**Data entries for graphics**
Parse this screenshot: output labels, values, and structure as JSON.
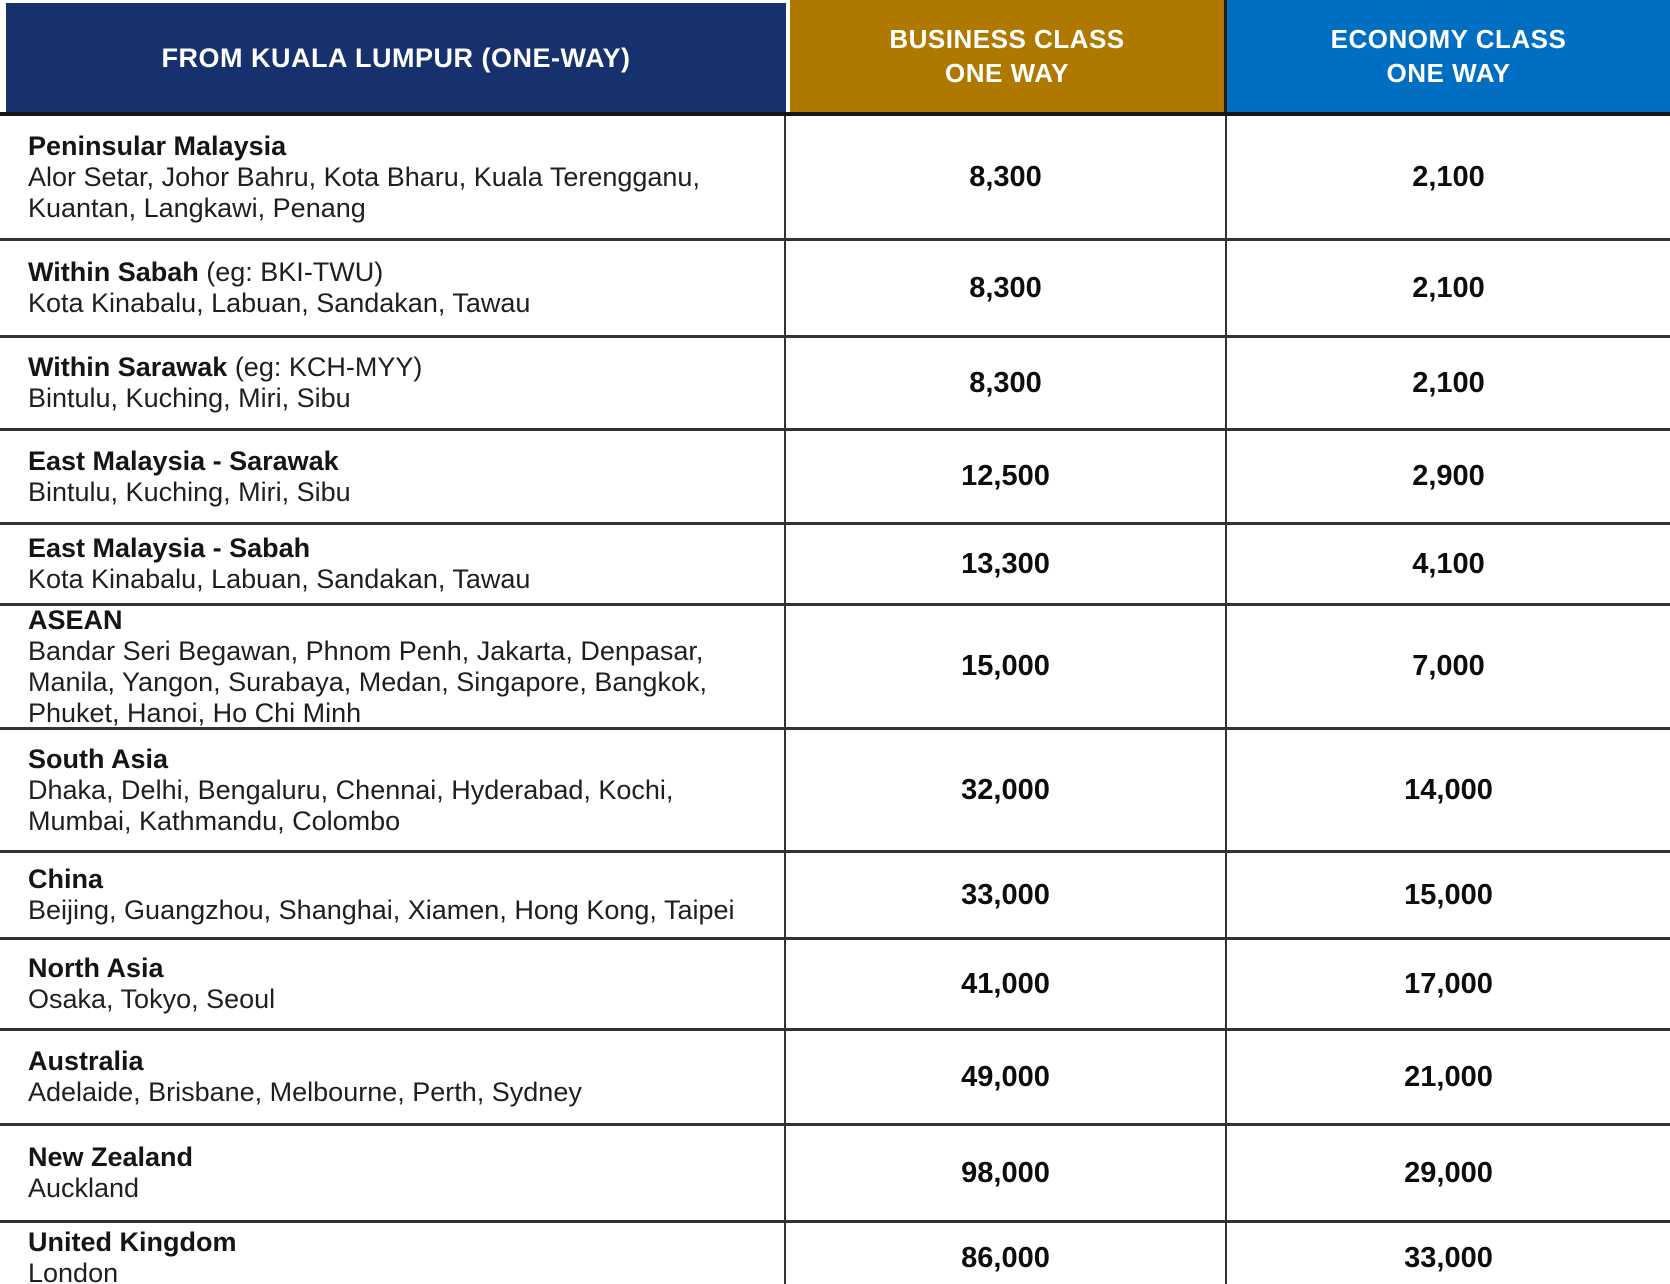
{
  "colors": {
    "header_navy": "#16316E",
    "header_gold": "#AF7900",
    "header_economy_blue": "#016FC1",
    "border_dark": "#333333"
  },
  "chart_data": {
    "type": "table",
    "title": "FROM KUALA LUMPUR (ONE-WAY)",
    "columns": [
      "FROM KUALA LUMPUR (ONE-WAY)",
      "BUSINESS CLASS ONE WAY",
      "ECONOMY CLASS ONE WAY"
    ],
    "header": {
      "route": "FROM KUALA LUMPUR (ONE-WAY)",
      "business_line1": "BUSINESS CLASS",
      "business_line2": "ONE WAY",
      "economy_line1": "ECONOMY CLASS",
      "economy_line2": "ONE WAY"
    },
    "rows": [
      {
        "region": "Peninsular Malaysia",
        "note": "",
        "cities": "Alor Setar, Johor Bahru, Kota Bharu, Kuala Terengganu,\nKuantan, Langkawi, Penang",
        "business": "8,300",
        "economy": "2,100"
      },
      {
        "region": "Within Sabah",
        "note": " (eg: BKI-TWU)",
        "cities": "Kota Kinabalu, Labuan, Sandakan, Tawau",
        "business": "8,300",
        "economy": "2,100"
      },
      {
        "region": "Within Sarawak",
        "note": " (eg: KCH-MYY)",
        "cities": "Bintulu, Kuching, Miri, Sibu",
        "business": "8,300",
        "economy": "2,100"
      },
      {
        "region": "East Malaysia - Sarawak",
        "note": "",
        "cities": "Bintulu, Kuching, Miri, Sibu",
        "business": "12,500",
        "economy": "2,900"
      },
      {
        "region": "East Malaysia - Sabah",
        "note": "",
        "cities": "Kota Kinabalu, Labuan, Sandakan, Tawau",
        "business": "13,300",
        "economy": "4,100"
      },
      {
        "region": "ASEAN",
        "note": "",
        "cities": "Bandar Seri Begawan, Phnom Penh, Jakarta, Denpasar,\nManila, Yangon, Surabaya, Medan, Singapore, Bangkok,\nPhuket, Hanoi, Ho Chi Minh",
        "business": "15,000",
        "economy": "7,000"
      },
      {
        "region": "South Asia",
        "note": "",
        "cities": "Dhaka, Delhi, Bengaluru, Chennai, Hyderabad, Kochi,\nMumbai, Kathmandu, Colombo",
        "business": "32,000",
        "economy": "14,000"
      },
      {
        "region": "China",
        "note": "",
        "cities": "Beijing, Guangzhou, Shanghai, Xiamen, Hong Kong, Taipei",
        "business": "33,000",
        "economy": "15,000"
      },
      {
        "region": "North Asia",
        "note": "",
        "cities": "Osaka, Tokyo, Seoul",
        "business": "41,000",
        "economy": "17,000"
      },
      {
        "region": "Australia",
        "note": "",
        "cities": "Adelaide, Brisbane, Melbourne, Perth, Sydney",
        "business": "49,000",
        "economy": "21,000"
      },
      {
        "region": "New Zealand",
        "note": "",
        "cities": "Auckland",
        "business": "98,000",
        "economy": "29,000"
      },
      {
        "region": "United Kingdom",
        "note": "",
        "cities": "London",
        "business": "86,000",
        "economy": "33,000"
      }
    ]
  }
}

**PROBLEM DETAILS**
Copy out every line in the listing where the word "Asia" appears.

**REPLY TO THE EXERCISE**
        "region": "South Asia",
        "region": "North Asia",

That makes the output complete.